══ Input
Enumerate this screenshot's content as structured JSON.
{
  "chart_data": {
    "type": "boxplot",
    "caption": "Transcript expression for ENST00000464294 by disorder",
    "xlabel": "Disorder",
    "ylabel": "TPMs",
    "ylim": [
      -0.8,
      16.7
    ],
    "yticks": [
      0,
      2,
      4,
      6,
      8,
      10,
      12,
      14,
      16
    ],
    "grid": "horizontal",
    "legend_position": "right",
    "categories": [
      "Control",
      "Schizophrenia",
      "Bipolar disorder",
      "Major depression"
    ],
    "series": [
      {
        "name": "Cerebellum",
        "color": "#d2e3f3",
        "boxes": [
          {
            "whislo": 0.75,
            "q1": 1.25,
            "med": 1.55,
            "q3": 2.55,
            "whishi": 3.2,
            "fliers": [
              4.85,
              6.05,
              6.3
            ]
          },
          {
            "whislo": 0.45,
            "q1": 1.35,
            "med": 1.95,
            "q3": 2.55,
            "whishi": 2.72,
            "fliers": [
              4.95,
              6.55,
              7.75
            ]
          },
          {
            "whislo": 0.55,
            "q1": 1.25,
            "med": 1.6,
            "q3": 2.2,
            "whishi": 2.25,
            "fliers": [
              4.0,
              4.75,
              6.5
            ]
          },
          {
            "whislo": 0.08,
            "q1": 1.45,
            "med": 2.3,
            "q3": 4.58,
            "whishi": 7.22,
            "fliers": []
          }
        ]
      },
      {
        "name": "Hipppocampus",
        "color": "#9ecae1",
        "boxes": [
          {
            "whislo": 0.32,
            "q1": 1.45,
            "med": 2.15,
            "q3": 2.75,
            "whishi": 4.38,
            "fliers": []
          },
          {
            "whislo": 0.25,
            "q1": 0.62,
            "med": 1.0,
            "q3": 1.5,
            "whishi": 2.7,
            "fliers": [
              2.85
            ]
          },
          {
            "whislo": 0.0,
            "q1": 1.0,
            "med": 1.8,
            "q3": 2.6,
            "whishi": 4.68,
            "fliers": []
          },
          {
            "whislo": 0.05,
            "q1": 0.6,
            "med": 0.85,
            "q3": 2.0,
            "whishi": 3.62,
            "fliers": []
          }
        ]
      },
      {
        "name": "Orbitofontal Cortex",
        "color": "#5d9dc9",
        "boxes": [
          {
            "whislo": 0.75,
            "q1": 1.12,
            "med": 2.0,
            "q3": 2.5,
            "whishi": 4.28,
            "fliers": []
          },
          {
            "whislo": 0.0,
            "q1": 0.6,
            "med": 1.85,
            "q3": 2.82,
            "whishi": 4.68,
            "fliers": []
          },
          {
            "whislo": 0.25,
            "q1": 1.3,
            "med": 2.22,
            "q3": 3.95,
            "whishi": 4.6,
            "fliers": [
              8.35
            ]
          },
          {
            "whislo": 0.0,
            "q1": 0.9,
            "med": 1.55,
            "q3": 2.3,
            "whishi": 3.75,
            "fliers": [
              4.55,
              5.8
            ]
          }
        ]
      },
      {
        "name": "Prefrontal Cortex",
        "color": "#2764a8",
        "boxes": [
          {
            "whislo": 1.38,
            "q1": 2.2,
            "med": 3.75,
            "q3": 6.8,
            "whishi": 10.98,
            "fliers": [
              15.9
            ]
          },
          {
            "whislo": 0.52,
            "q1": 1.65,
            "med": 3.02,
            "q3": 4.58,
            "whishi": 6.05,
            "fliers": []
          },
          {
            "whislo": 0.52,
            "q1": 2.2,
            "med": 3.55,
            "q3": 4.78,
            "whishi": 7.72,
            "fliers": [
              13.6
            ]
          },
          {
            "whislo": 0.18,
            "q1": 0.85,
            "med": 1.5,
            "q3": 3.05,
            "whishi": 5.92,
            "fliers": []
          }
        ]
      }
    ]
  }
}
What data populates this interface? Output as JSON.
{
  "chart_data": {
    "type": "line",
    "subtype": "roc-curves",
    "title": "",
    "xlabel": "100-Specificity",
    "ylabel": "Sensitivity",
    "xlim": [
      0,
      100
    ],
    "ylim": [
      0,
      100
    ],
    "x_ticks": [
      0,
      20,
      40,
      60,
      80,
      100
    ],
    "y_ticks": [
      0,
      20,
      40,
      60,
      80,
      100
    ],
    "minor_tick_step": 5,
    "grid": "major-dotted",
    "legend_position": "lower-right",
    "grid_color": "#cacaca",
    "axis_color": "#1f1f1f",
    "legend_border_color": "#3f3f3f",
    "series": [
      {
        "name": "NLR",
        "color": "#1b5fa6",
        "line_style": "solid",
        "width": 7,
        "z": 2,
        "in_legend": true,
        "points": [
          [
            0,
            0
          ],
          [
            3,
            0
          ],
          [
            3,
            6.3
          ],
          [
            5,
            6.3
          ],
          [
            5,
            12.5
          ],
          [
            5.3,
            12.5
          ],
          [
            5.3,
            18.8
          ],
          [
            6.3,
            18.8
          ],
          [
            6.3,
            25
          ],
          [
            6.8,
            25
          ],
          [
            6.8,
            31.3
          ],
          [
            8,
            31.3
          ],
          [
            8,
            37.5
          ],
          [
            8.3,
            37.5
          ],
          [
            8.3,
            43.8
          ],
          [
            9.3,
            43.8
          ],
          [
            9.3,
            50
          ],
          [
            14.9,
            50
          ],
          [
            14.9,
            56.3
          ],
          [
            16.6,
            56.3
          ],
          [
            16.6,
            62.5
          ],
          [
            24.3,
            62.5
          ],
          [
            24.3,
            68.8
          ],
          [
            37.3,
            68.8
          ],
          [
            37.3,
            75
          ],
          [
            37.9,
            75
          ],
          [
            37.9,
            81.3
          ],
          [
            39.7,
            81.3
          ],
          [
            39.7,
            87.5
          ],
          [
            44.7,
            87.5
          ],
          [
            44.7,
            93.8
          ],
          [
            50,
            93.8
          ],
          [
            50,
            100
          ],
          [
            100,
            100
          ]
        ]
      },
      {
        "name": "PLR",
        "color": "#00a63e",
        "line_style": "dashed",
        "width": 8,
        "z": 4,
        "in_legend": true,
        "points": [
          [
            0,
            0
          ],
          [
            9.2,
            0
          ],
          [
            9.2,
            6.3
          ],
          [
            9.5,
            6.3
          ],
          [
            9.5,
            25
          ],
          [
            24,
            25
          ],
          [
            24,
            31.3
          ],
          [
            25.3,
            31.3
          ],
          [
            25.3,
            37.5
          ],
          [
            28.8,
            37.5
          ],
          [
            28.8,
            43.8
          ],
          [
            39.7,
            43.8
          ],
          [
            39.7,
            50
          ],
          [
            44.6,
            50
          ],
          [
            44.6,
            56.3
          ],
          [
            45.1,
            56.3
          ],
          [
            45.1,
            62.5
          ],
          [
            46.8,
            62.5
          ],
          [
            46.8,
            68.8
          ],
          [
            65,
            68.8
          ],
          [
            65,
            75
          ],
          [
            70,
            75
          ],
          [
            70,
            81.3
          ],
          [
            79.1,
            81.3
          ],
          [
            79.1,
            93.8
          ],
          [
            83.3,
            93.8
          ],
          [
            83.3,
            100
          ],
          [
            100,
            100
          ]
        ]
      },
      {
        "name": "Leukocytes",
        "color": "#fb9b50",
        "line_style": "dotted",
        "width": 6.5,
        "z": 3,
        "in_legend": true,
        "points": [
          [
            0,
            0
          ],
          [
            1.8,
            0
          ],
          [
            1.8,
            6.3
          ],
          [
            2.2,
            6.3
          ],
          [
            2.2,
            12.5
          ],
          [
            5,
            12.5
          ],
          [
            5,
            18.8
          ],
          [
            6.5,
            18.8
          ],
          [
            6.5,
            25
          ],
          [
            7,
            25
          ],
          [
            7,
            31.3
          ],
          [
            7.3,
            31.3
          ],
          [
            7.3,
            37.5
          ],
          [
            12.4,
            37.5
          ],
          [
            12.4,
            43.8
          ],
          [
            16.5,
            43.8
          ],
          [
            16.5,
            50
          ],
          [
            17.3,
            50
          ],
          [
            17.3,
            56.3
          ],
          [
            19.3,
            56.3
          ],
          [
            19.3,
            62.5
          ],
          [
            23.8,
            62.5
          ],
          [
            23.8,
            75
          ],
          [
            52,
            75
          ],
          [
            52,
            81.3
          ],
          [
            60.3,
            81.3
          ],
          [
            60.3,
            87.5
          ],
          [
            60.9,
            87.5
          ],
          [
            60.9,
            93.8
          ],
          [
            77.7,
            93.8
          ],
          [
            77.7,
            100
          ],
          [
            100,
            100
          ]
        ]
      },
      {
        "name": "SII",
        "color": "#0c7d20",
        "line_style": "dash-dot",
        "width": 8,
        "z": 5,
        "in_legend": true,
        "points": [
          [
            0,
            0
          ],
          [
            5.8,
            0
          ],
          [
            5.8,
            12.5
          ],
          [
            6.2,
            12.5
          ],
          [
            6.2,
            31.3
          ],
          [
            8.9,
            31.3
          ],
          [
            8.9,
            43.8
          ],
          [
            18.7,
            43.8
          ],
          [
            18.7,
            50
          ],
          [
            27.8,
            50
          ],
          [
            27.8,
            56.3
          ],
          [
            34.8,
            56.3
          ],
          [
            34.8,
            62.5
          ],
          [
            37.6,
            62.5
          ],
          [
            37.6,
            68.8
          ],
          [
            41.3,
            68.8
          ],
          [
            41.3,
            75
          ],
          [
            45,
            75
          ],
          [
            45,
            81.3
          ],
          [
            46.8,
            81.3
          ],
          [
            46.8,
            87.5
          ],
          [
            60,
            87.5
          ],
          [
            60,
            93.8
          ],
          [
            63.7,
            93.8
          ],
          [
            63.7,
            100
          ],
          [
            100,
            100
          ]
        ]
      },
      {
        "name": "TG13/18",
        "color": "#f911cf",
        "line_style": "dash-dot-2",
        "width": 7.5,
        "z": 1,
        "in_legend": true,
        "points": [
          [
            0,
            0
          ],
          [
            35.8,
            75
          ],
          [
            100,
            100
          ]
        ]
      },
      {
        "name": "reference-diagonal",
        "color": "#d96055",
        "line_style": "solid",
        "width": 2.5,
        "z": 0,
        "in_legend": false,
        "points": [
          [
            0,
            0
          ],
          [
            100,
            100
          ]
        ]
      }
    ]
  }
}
════
Go through the records and gather the lines that hold "width".

**Output**
        "width": 7,
        "width": 8,
        "width": 6.5,
        "width": 8,
        "width": 7.5,
        "width": 2.5,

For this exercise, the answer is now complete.